AIM OF THE TASK:
Every record must be repeated exactly, with no omission.

RECORDED DATA:
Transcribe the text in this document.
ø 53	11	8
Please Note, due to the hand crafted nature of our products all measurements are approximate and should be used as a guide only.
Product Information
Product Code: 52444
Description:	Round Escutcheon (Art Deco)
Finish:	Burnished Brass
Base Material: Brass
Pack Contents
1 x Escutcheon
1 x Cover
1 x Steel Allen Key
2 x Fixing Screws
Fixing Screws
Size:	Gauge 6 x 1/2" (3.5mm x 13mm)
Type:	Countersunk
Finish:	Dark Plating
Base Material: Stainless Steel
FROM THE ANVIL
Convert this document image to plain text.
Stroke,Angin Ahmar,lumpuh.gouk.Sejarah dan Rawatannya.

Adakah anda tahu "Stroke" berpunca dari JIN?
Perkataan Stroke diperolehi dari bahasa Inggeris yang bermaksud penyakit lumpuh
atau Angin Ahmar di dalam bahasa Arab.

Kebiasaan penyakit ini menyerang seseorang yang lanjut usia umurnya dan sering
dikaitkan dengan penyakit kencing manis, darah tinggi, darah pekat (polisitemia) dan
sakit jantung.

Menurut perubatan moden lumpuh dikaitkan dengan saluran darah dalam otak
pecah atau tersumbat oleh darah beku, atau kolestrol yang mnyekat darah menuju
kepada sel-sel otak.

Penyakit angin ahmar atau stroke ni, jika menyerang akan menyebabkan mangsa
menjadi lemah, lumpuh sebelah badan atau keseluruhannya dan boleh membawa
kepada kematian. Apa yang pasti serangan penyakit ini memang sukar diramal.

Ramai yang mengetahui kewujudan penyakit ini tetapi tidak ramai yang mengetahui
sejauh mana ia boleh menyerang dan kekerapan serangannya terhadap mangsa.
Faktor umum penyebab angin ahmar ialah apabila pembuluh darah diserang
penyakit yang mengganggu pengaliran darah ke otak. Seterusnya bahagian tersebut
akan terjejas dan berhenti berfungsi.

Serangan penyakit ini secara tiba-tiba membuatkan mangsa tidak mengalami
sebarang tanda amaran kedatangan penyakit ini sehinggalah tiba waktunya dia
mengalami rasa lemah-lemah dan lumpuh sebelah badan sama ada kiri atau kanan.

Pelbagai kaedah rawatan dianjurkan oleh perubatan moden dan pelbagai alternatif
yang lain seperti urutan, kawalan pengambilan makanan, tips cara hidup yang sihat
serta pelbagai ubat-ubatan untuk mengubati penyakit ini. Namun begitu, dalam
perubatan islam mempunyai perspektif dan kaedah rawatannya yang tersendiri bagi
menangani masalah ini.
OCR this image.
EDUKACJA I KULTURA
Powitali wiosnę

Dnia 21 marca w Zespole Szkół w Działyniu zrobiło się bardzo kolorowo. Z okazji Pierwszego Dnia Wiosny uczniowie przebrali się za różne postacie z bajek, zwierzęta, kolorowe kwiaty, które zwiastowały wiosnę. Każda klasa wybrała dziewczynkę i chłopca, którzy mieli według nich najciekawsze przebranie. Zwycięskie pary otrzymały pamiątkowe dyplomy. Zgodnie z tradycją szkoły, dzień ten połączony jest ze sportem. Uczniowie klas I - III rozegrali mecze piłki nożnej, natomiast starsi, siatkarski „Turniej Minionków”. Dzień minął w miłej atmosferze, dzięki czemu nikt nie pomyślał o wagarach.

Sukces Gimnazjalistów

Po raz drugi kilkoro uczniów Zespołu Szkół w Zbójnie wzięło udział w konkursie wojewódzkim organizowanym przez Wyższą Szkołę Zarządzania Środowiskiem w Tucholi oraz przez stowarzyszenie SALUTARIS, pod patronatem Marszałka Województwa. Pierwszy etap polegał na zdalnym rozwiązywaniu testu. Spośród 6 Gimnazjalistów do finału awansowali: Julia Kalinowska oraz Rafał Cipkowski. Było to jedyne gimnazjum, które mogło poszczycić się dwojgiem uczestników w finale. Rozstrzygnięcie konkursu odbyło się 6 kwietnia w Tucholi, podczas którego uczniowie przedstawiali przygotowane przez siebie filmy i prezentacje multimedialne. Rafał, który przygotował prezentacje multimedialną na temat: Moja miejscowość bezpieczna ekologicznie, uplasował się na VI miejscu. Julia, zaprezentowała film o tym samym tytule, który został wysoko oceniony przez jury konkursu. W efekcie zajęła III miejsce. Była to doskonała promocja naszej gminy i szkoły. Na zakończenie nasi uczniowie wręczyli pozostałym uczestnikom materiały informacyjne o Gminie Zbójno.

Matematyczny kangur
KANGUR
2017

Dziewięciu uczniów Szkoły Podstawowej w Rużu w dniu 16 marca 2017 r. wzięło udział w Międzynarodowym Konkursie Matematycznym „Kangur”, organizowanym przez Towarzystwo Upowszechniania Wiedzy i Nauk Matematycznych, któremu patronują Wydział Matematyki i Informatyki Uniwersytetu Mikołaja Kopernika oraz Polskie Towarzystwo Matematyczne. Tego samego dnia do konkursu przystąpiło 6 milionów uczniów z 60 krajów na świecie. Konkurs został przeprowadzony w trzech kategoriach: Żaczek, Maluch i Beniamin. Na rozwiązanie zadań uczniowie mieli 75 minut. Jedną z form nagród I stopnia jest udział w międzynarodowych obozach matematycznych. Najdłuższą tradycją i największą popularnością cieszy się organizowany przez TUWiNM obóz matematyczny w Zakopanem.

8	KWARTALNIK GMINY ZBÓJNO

RESPONSE TO THE EXERCISE:
Transcribe the text in this document.
ø 53	11	8
Please Note, due to the hand crafted nature of our products all measurements are approximate and should be used as a guide only.
Product Information
Product Code: 52444
Description:	Round Escutcheon (Art Deco)
Finish:	Burnished Brass
Base Material: Brass
Pack Contents
1 x Escutcheon
1 x Cover
1 x Steel Allen Key
2 x Fixing Screws
Fixing Screws
Size:	Gauge 6 x 1/2" (3.5mm x 13mm)
Type:	Countersunk
Finish:	Dark Plating
Base Material: Stainless Steel
FROM THE ANVIL
Convert this document image to plain text.
Stroke,Angin Ahmar,lumpuh.gouk.Sejarah dan Rawatannya.

Adakah anda tahu "Stroke" berpunca dari JIN?
Perkataan Stroke diperolehi dari bahasa Inggeris yang bermaksud penyakit lumpuh
atau Angin Ahmar di dalam bahasa Arab.

Kebiasaan penyakit ini menyerang seseorang yang lanjut usia umurnya dan sering
dikaitkan dengan penyakit kencing manis, darah tinggi, darah pekat (polisitemia) dan
sakit jantung.

Menurut perubatan moden lumpuh dikaitkan dengan saluran darah dalam otak
pecah atau tersumbat oleh darah beku, atau kolestrol yang mnyekat darah menuju
kepada sel-sel otak.

Penyakit angin ahmar atau stroke ni, jika menyerang akan menyebabkan mangsa
menjadi lemah, lumpuh sebelah badan atau keseluruhannya dan boleh membawa
kepada kematian. Apa yang pasti serangan penyakit ini memang sukar diramal.

Ramai yang mengetahui kewujudan penyakit ini tetapi tidak ramai yang mengetahui
sejauh mana ia boleh menyerang dan kekerapan serangannya terhadap mangsa.
Faktor umum penyebab angin ahmar ialah apabila pembuluh darah diserang
penyakit yang mengganggu pengaliran darah ke otak. Seterusnya bahagian tersebut
akan terjejas dan berhenti berfungsi.

Serangan penyakit ini secara tiba-tiba membuatkan mangsa tidak mengalami
sebarang tanda amaran kedatangan penyakit ini sehinggalah tiba waktunya dia
mengalami rasa lemah-lemah dan lumpuh sebelah badan sama ada kiri atau kanan.

Pelbagai kaedah rawatan dianjurkan oleh perubatan moden dan pelbagai alternatif
yang lain seperti urutan, kawalan pengambilan makanan, tips cara hidup yang sihat
serta pelbagai ubat-ubatan untuk mengubati penyakit ini. Namun begitu, dalam
perubatan islam mempunyai perspektif dan kaedah rawatannya yang tersendiri bagi
menangani masalah ini.
OCR this image.
EDUKACJA I KULTURA
Powitali wiosnę

Dnia 21 marca w Zespole Szkół w Działyniu zrobiło się bardzo kolorowo. Z okazji Pierwszego Dnia Wiosny uczniowie przebrali się za różne postacie z bajek, zwierzęta, kolorowe kwiaty, które zwiastowały wiosnę. Każda klasa wybrała dziewczynkę i chłopca, którzy mieli według nich najciekawsze przebranie. Zwycięskie pary otrzymały pamiątkowe dyplomy. Zgodnie z tradycją szkoły, dzień ten połączony jest ze sportem. Uczniowie klas I - III rozegrali mecze piłki nożnej, natomiast starsi, siatkarski „Turniej Minionków”. Dzień minął w miłej atmosferze, dzięki czemu nikt nie pomyślał o wagarach.

Sukces Gimnazjalistów

Po raz drugi kilkoro uczniów Zespołu Szkół w Zbójnie wzięło udział w konkursie wojewódzkim organizowanym przez Wyższą Szkołę Zarządzania Środowiskiem w Tucholi oraz przez stowarzyszenie SALUTARIS, pod patronatem Marszałka Województwa. Pierwszy etap polegał na zdalnym rozwiązywaniu testu. Spośród 6 Gimnazjalistów do finału awansowali: Julia Kalinowska oraz Rafał Cipkowski. Było to jedyne gimnazjum, które mogło poszczycić się dwojgiem uczestników w finale. Rozstrzygnięcie konkursu odbyło się 6 kwietnia w Tucholi, podczas którego uczniowie przedstawiali przygotowane przez siebie filmy i prezentacje multimedialne. Rafał, który przygotował prezentacje multimedialną na temat: Moja miejscowość bezpieczna ekologicznie, uplasował się na VI miejscu. Julia, zaprezentowała film o tym samym tytule, który został wysoko oceniony przez jury konkursu. W efekcie zajęła III miejsce. Była to doskonała promocja naszej gminy i szkoły. Na zakończenie nasi uczniowie wręczyli pozostałym uczestnikom materiały informacyjne o Gminie Zbójno.

Matematyczny kangur
KANGUR
2017

Dziewięciu uczniów Szkoły Podstawowej w Rużu w dniu 16 marca 2017 r. wzięło udział w Międzynarodowym Konkursie Matematycznym „Kangur”, organizowanym przez Towarzystwo Upowszechniania Wiedzy i Nauk Matematycznych, któremu patronują Wydział Matematyki i Informatyki Uniwersytetu Mikołaja Kopernika oraz Polskie Towarzystwo Matematyczne. Tego samego dnia do konkursu przystąpiło 6 milionów uczniów z 60 krajów na świecie. Konkurs został przeprowadzony w trzech kategoriach: Żaczek, Maluch i Beniamin. Na rozwiązanie zadań uczniowie mieli 75 minut. Jedną z form nagród I stopnia jest udział w międzynarodowych obozach matematycznych. Najdłuższą tradycją i największą popularnością cieszy się organizowany przez TUWiNM obóz matematyczny w Zakopanem.

8	KWARTALNIK GMINY ZBÓJNO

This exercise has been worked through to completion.